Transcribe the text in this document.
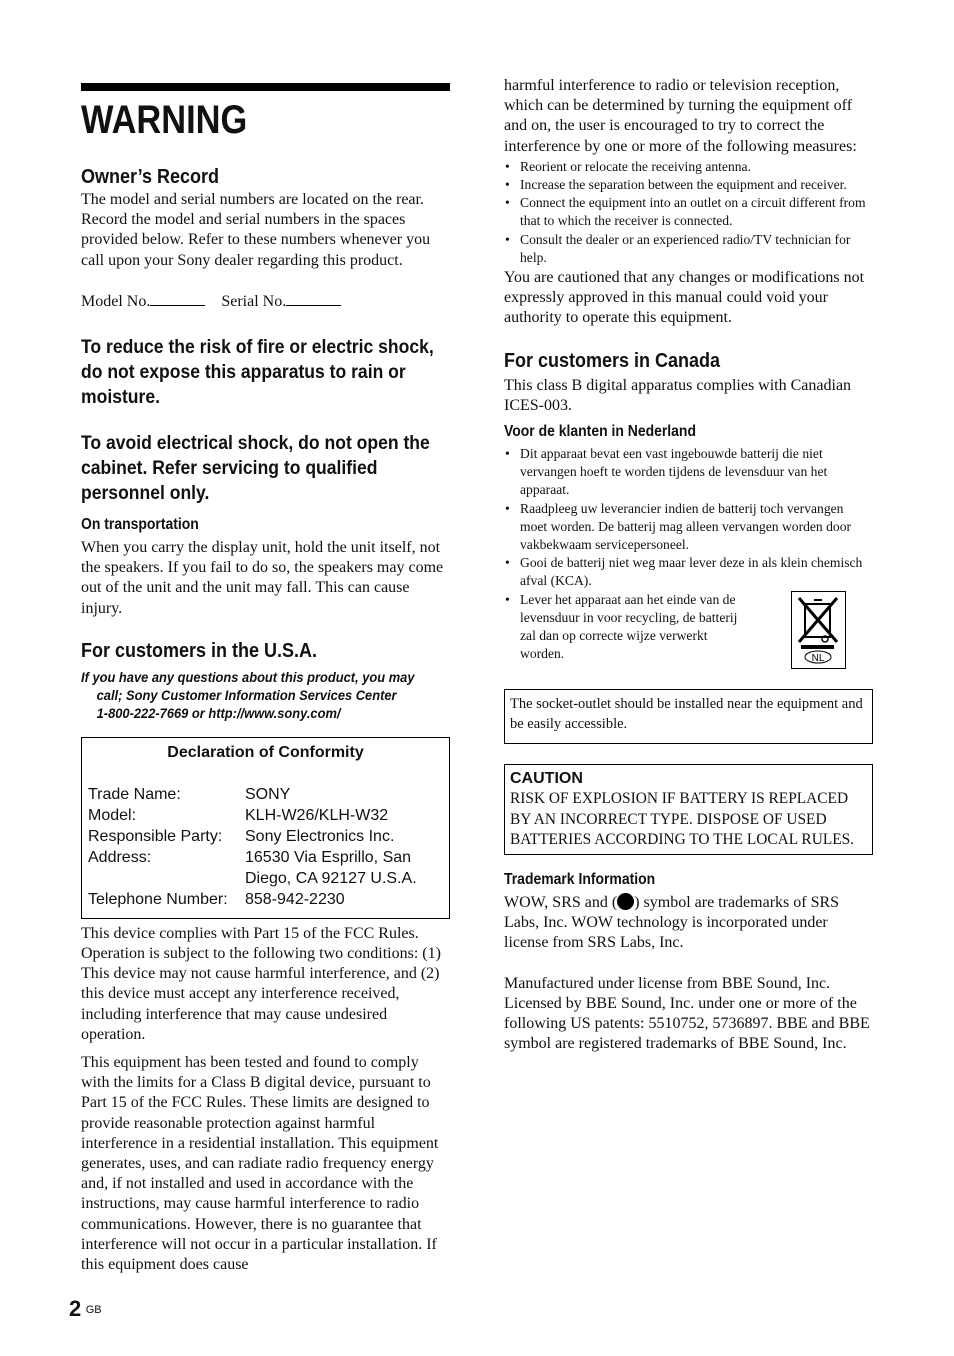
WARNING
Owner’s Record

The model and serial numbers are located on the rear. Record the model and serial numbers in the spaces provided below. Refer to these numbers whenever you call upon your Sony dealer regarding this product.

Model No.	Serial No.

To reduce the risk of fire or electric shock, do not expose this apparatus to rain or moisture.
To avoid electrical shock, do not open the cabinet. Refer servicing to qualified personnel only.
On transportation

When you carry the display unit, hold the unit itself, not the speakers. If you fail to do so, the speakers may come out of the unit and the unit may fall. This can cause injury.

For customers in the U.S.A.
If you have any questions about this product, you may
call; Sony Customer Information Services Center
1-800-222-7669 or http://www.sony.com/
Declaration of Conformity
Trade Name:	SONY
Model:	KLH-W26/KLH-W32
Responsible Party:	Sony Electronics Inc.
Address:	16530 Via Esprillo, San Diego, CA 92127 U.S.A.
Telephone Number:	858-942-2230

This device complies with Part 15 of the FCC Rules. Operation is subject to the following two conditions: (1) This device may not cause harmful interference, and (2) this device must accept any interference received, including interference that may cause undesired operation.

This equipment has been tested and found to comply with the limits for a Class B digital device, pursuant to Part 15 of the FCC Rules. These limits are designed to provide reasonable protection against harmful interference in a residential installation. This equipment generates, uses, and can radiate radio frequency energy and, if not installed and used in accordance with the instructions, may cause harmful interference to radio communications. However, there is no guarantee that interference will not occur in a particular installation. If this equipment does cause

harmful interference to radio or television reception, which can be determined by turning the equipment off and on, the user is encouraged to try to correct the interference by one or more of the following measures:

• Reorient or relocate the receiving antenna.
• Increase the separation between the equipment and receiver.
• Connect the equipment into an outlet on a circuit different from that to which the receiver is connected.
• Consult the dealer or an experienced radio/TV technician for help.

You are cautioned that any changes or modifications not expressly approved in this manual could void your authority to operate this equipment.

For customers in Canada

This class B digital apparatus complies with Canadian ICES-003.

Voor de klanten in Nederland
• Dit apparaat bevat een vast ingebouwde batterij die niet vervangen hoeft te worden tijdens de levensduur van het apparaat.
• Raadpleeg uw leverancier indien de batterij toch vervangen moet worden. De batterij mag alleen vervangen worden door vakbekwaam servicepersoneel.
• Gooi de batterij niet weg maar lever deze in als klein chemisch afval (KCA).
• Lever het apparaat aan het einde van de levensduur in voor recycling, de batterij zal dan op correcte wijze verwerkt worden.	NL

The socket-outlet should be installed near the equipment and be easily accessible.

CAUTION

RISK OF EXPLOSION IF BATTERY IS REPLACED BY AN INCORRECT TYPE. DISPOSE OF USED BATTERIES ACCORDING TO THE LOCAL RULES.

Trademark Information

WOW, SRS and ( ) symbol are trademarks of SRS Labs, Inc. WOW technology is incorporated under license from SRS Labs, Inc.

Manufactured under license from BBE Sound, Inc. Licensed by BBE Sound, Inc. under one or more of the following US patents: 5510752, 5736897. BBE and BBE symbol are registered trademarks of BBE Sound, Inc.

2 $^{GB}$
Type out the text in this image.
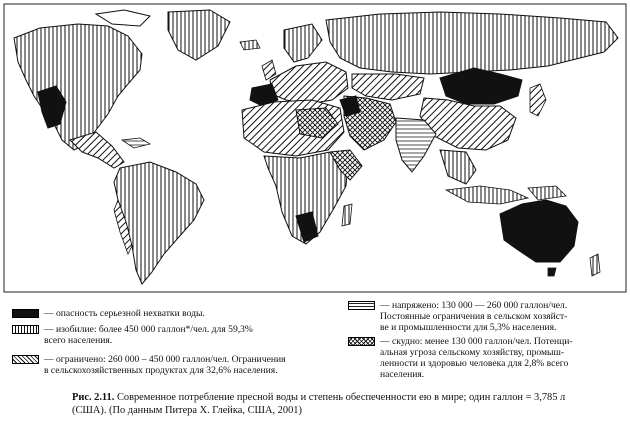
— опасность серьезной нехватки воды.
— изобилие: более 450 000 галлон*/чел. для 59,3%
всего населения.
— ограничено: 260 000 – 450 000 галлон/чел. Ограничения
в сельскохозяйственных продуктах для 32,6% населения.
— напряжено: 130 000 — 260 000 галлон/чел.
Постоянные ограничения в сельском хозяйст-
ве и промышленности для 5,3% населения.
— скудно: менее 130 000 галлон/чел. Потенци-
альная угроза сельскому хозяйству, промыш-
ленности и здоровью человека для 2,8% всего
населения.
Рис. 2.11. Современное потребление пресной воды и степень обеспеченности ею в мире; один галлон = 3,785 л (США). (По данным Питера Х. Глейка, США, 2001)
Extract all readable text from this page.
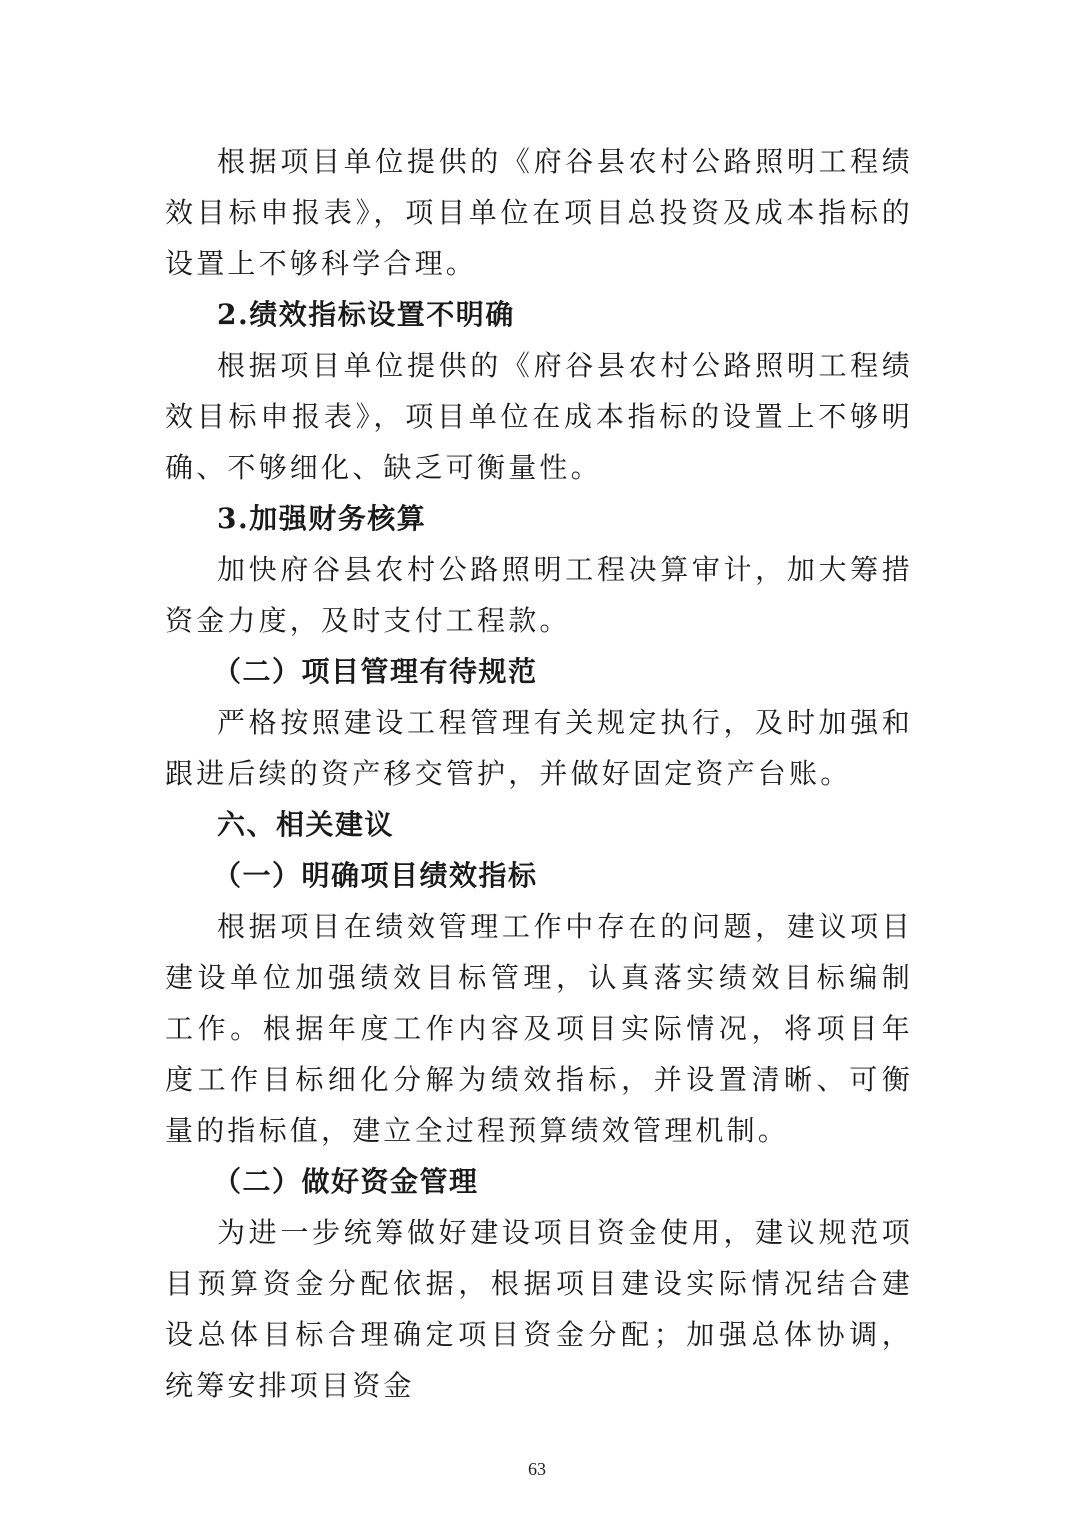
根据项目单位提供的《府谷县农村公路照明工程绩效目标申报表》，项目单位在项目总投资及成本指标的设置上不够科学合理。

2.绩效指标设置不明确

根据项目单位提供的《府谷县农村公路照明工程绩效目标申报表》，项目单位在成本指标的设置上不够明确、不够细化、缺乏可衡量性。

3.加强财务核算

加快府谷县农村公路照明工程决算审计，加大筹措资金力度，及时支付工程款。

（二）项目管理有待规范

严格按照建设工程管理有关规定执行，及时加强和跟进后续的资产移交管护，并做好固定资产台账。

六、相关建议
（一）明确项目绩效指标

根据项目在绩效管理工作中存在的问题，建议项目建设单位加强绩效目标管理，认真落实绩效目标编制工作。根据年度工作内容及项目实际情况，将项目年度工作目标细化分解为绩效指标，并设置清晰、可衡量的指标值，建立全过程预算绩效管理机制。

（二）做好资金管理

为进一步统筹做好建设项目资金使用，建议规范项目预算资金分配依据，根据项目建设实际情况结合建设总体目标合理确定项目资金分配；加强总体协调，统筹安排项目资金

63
════════════════
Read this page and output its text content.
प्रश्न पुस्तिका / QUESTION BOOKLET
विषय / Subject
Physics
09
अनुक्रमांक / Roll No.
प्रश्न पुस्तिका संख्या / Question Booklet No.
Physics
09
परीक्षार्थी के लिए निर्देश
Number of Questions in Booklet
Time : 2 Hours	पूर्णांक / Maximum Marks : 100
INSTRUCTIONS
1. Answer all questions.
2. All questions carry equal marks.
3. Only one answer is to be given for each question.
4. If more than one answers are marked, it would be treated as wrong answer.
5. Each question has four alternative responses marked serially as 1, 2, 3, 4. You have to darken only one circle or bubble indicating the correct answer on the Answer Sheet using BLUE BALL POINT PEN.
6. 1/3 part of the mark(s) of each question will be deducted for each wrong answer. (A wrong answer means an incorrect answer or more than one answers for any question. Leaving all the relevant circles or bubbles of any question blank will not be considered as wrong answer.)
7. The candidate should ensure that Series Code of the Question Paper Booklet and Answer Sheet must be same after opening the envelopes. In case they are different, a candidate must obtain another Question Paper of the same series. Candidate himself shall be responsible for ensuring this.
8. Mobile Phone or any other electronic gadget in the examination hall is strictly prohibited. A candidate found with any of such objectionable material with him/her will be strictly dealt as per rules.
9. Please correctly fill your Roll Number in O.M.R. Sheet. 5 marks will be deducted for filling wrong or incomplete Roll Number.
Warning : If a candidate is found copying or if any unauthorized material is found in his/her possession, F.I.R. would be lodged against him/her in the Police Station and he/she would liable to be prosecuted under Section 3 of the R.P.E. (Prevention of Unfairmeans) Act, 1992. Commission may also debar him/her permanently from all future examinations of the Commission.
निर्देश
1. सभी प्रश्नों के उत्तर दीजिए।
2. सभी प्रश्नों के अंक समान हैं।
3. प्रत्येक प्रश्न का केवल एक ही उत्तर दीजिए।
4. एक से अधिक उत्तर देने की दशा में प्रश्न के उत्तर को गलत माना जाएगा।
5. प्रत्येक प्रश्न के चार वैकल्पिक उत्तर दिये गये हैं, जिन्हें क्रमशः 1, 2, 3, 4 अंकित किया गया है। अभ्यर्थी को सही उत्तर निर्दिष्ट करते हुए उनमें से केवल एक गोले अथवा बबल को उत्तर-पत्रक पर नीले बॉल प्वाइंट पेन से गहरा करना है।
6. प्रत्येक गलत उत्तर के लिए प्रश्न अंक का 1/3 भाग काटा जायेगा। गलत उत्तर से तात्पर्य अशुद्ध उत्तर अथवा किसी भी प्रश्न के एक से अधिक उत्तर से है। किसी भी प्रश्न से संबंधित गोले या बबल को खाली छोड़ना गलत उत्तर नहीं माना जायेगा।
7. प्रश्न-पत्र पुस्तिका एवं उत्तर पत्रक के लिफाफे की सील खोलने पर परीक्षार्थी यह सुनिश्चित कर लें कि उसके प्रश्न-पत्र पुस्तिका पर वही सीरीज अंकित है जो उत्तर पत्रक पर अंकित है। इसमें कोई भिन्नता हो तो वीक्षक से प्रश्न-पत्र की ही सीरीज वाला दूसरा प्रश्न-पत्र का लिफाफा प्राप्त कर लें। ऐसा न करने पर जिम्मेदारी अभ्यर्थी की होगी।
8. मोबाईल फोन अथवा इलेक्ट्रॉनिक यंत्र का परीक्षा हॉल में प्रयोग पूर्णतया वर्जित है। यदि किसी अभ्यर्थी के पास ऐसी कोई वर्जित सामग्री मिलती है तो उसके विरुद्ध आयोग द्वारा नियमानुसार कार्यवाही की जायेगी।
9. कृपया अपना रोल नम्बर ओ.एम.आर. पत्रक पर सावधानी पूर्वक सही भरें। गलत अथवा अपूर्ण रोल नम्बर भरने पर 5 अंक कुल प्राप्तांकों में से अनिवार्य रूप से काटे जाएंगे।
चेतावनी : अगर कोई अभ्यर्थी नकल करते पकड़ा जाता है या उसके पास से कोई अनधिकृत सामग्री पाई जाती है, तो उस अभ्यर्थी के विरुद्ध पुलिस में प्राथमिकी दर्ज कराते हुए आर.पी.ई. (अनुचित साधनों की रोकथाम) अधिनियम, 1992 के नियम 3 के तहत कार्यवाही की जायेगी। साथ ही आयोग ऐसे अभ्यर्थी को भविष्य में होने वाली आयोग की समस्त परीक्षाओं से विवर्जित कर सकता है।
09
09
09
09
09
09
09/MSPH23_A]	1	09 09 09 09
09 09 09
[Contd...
════════════════
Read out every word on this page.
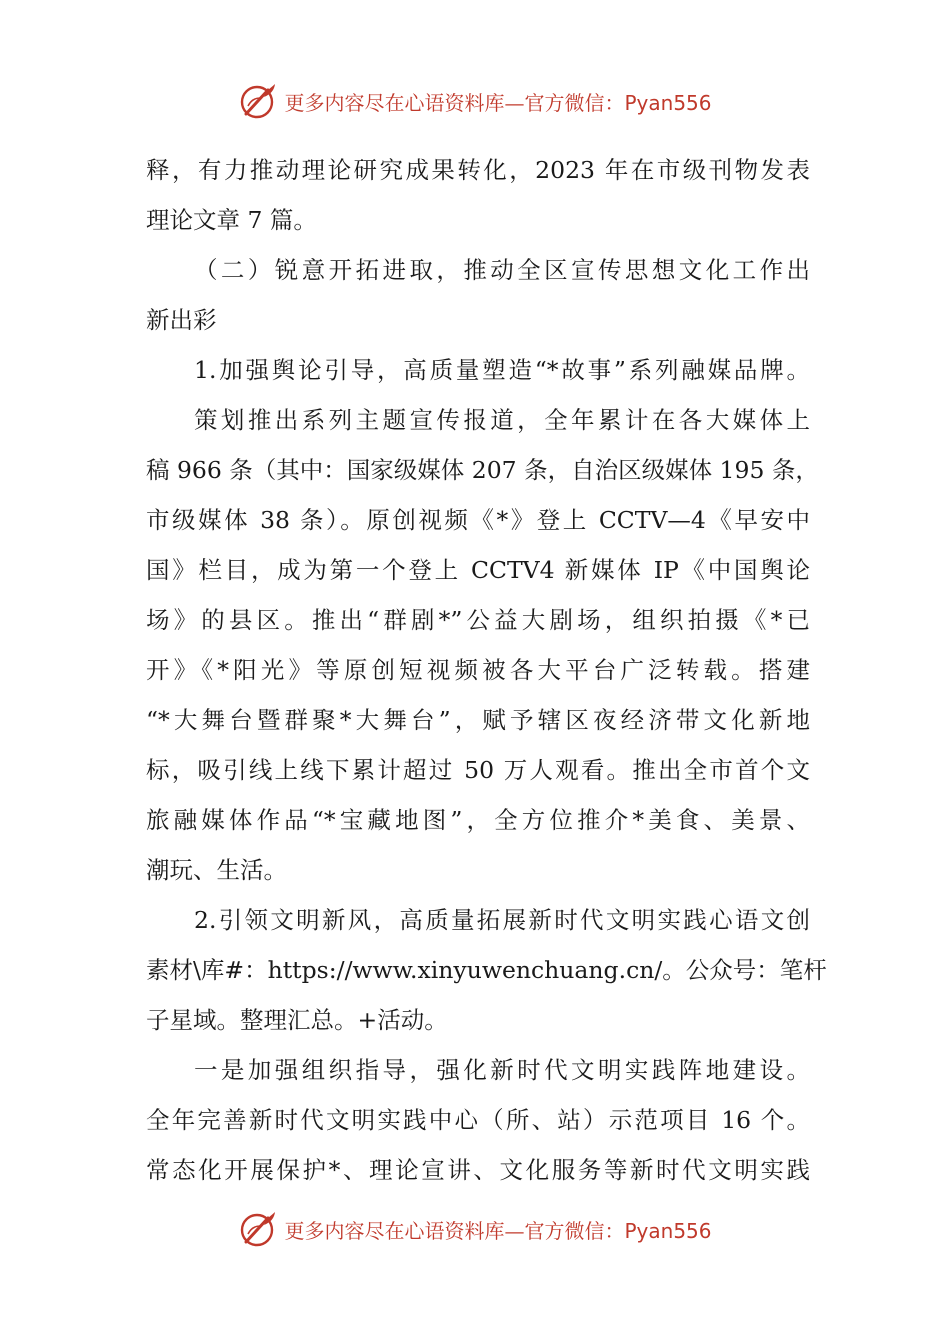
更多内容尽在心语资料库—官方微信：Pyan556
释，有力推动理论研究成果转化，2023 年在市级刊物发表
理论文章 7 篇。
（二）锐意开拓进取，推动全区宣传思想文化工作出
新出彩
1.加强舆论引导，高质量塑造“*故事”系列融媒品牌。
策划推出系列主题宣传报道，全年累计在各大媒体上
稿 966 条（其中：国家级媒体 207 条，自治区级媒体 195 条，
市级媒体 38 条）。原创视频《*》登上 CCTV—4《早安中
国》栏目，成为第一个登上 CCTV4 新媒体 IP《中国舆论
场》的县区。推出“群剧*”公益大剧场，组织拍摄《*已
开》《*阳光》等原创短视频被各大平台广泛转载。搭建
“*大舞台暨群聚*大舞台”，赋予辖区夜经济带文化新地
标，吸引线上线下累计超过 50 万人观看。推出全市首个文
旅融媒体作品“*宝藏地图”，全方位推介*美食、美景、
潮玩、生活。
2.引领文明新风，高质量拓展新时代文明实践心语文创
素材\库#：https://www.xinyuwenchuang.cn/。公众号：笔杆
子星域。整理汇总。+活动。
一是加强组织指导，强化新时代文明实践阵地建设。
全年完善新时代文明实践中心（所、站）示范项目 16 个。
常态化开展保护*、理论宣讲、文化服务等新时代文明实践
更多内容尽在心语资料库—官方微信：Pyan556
════════════════
— Problem —
Select every line in the material above where the string "have" occurs, and copy it.

— Problem solution —
If you have any questions about this product, you may
5. Each question has four alternative responses marked serially as 1, 2, 3, 4. You have to darken only one circle or bubble indicating the correct answer on the Answer Sheet using BLUE BALL POINT PEN.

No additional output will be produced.